Exercise details: Look for "Convert this document image to plain text." in the records below, then copy that line and every line after it, exactly and with nothing added.

+++ Exercise material

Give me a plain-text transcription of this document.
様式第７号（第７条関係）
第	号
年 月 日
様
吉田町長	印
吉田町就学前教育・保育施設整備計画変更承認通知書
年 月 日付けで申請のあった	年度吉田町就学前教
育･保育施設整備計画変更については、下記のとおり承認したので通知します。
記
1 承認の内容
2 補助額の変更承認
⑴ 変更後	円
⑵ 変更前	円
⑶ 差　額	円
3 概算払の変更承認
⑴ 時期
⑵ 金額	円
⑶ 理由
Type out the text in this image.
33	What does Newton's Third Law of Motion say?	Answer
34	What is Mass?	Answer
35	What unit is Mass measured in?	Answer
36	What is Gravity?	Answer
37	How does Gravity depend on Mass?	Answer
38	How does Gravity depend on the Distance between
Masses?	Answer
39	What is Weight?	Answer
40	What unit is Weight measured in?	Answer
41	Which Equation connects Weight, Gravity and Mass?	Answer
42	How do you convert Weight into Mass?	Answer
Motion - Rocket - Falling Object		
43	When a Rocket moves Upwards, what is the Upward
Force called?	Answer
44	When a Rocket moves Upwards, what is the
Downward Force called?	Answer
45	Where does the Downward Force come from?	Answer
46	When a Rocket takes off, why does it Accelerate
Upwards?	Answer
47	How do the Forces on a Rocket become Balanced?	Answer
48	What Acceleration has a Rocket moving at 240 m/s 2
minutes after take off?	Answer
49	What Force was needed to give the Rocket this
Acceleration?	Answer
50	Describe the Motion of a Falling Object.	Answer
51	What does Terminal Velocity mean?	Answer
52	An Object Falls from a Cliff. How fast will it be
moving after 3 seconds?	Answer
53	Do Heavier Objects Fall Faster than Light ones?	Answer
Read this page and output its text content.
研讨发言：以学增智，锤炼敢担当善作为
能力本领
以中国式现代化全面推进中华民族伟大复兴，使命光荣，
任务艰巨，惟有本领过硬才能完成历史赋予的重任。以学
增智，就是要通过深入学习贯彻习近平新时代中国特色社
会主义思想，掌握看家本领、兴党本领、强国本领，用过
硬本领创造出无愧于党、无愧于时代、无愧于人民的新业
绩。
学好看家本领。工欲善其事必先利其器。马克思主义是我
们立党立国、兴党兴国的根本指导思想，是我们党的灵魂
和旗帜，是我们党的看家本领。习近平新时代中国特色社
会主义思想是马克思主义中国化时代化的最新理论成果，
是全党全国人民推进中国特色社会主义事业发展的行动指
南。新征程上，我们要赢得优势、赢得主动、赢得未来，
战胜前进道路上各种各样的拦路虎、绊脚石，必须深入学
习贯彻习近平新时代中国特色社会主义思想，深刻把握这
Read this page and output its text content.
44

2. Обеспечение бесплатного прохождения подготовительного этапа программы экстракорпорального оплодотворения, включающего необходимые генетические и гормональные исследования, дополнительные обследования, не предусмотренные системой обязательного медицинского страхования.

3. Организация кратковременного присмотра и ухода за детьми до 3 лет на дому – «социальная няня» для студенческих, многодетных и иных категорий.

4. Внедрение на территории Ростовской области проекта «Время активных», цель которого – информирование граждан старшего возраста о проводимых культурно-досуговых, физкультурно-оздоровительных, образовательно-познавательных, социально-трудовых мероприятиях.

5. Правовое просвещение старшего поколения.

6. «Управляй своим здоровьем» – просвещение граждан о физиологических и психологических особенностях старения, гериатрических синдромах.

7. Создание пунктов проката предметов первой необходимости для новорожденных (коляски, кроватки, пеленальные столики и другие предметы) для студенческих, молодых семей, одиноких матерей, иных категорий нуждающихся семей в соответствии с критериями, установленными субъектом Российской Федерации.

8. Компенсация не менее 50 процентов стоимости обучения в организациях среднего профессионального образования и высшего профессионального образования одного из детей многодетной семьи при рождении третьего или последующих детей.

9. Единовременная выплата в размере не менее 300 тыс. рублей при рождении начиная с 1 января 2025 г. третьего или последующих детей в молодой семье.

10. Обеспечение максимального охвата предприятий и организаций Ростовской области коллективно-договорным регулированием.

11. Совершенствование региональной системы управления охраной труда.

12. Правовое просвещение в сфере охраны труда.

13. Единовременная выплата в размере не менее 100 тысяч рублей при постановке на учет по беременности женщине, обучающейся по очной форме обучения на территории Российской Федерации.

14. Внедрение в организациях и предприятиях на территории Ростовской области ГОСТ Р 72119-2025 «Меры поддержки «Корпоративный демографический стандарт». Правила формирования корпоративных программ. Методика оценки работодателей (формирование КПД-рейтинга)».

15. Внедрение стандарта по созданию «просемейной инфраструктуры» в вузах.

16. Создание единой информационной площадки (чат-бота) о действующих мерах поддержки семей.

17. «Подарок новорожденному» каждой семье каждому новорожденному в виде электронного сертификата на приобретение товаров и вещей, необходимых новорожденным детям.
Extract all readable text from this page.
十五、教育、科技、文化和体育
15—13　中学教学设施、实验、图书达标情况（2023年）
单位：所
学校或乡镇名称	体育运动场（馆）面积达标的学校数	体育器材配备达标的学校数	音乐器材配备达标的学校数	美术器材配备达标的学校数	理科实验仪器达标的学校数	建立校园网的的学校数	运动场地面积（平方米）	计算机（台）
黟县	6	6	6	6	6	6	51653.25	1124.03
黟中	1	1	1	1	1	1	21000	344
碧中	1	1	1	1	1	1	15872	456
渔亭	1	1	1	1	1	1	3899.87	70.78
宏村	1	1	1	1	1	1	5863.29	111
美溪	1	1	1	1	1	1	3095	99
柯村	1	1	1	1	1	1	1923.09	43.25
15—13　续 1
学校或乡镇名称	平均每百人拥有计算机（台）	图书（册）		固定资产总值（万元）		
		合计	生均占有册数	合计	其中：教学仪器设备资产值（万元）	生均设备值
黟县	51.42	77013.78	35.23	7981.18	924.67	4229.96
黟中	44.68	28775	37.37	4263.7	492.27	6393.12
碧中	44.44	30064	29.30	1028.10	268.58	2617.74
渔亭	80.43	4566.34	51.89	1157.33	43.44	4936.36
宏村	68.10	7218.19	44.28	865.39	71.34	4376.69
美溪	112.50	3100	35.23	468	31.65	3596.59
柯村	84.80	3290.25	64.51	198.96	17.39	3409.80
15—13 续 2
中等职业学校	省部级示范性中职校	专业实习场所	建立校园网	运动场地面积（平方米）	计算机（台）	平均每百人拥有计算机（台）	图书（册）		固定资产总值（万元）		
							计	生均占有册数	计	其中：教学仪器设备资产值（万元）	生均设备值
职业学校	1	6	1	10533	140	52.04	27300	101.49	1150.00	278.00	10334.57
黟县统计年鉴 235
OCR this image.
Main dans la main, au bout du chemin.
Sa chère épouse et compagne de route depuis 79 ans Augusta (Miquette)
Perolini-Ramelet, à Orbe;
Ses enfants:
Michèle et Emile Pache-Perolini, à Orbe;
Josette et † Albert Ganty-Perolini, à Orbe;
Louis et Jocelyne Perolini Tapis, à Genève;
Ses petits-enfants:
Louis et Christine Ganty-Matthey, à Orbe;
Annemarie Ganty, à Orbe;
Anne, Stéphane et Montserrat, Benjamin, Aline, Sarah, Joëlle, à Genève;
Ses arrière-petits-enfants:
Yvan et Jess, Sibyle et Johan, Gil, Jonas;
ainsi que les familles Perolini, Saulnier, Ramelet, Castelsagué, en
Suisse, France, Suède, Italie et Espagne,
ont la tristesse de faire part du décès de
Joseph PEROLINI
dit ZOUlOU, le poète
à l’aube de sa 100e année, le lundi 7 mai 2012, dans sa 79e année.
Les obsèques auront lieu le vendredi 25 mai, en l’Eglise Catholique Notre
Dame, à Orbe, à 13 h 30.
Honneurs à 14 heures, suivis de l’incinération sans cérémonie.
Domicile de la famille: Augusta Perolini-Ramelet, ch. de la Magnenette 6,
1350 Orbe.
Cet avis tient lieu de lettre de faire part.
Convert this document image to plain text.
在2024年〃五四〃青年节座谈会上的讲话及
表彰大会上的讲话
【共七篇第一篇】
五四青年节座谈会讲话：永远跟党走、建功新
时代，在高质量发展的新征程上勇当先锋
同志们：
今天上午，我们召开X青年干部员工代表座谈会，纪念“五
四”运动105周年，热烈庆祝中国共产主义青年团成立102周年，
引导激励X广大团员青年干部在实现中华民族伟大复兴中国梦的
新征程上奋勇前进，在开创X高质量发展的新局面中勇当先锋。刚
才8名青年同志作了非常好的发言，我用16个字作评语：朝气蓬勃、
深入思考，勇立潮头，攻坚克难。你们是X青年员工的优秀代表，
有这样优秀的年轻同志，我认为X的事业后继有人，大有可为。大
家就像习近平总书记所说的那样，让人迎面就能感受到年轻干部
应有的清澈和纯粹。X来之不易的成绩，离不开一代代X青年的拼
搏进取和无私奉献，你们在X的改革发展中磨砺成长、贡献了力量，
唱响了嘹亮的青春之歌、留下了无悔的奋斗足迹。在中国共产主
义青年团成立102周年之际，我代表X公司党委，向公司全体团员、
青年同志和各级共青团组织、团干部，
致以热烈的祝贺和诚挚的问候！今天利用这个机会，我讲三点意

++++++

Reply to the task:
Convert this document image to plain text.
在2024年〃五四〃青年节座谈会上的讲话及
表彰大会上的讲话
【共七篇第一篇】
五四青年节座谈会讲话：永远跟党走、建功新
时代，在高质量发展的新征程上勇当先锋
同志们：
今天上午，我们召开X青年干部员工代表座谈会，纪念“五
四”运动105周年，热烈庆祝中国共产主义青年团成立102周年，
引导激励X广大团员青年干部在实现中华民族伟大复兴中国梦的
新征程上奋勇前进，在开创X高质量发展的新局面中勇当先锋。刚
才8名青年同志作了非常好的发言，我用16个字作评语：朝气蓬勃、
深入思考，勇立潮头，攻坚克难。你们是X青年员工的优秀代表，
有这样优秀的年轻同志，我认为X的事业后继有人，大有可为。大
家就像习近平总书记所说的那样，让人迎面就能感受到年轻干部
应有的清澈和纯粹。X来之不易的成绩，离不开一代代X青年的拼
搏进取和无私奉献，你们在X的改革发展中磨砺成长、贡献了力量，
唱响了嘹亮的青春之歌、留下了无悔的奋斗足迹。在中国共产主
义青年团成立102周年之际，我代表X公司党委，向公司全体团员、
青年同志和各级共青团组织、团干部，
致以热烈的祝贺和诚挚的问候！今天利用这个机会，我讲三点意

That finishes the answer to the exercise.